Exercise goal
According to the testing guide, which API version does the Windows build run against in CI for PRs?

Once all these steps are complete, you're ready to test

Local testing using Nuke

How you test your changes locally depends on several factors:

  • Do you need to do multi-api-version testing (normal for integrations)?
  • Do you need to run a docker service?
  • Are you on Windows/Linux/macOS

If you need a docker service (i.e. you updated docker-compose.yml), its typically easiest to not use docker-compose, and instead run a "standalone" version of the service. This is due to the way docker networking works.

For example, to run a MongoDB service locally, you can use something like this:

docker run --rm -p 27017:27017 mongo:4.0.9

Which exposes localhost:27017 on your host. This is one the easiest ways to test on Windows. Things are trickier on macOS (Someone who uses it should update this!)

On Windows

On Windows, we don't typically run multi-api-version tests. There is experimental support locally for this, but you may run into issues. To run against a single version (the default version lised in the sample) you can use:

# Build the tracer with your changes
# You need to run this every time you change your integration
# But not if you're just changing a test/sample
./tracer/build.ps1 BuildTracerHome -buildConfiguration Debug

# Build and run the integration tests, building only
# your sample, and running only your new tests
# You can choose whichever framework is appropriate
./tracer/build.ps1 BuildAndRunWindowsIntegrationTests -buildConfiguration Debug -framework net48 -Filter MyNewIntegrationTests -SampleName Samples.MyNewSample
On macOs

On MacOs, you won't be able to run all tests as some images aren't arm compatible (e.g. Kafka), some tests are meant to run on Windows only (using VM fixes that though). That said the process is quite the same as for Windows:

# Build the tracer with your changes
# You need to run this every time you change your integration
# But not if you're just changing a test/sample
./tracer/build.sh BuildTracerHome -buildConfiguration Debug

# Build and run the integration tests, building only
# your sample, and running only your new tests
# You can choose whichever framework is appropriate
./tracer/build.sh BuildAndRunOSxIntegrationTests -buildConfiguration Debug -framework net6.0 -Filter MyNewIntegrationTests -SampleName Samples.MyNewSample

Testing in CI

In CI, for PRs, the Windows build runs against a single API version (the default version listed in your sample's .csproj file). On Linux, we test against all of the "specific" versions you listed in the PackageVersionsGeneratorDefinitions.json file.

When creating a new integration, or when making significant changes to an integration, you should also do a dedicated run that tests all the supported minor versions for your package.

You can do this by going to Azure DevOps:

  • Click Run Pipeline
  • Under branch/tag set the name of your branch. Note that you can't use the pr/xyz pseudo-branch here, it has to be your real branch.

[Lines excerpted from a collection]
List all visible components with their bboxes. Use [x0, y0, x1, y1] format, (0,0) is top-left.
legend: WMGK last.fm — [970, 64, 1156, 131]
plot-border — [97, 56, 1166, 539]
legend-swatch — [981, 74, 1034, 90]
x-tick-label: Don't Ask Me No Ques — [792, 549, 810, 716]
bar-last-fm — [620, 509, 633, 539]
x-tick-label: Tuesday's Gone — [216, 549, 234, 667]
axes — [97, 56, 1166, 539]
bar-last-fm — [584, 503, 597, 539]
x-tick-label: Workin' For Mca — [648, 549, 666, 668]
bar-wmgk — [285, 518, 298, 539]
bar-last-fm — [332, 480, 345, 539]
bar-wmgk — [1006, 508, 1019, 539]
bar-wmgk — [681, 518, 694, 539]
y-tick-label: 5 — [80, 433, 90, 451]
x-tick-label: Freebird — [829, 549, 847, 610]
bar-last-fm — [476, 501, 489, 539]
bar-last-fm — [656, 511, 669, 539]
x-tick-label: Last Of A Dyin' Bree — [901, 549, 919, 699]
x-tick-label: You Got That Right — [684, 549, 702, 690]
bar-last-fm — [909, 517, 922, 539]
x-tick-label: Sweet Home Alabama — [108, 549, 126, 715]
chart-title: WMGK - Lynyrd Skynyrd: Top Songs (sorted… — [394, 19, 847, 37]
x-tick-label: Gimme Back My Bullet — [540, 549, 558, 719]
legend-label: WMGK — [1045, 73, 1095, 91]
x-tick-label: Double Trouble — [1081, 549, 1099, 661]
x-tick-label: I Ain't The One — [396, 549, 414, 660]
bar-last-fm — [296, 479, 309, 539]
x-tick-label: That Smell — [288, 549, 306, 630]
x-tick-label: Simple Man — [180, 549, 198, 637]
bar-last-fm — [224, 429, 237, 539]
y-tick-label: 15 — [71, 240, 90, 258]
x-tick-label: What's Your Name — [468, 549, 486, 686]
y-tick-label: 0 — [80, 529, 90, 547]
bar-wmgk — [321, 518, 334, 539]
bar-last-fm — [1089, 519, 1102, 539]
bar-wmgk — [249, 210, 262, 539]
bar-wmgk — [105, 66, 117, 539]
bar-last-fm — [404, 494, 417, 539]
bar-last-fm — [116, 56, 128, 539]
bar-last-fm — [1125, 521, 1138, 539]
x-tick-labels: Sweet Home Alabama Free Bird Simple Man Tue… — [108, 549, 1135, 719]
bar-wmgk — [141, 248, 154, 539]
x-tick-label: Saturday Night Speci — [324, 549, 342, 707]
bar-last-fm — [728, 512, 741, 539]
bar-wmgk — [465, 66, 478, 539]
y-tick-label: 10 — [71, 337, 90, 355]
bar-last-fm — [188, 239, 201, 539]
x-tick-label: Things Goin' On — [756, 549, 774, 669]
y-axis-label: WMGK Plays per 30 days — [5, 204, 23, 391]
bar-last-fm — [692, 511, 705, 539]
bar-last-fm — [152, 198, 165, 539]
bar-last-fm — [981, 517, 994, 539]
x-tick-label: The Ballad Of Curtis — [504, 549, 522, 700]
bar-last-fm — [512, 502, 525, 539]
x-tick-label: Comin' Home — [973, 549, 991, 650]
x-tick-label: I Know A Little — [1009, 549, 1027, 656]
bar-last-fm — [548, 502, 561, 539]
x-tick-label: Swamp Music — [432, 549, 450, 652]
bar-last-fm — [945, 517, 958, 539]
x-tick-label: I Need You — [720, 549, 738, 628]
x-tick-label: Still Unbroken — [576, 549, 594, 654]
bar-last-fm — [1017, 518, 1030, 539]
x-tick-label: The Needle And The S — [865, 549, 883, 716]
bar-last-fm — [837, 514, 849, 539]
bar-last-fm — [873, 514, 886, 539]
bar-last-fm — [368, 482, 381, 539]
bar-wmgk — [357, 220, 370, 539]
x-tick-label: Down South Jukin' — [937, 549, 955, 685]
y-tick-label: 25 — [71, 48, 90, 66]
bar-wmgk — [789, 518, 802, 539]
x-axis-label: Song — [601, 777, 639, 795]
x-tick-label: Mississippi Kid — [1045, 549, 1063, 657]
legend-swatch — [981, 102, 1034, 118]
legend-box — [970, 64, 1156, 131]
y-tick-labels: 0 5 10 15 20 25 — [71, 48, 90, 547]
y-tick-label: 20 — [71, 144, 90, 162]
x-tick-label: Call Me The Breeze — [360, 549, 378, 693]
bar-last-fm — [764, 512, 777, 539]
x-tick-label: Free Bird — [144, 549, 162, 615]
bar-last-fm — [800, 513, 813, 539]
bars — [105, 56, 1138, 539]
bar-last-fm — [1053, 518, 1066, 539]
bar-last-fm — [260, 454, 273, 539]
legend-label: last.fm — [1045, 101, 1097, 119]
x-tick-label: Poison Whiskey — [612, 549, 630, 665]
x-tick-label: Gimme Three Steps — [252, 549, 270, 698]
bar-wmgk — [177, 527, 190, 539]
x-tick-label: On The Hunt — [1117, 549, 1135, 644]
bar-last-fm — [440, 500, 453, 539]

Expected answer
It runs against a single API version, the default version listed in the sample's .csproj file.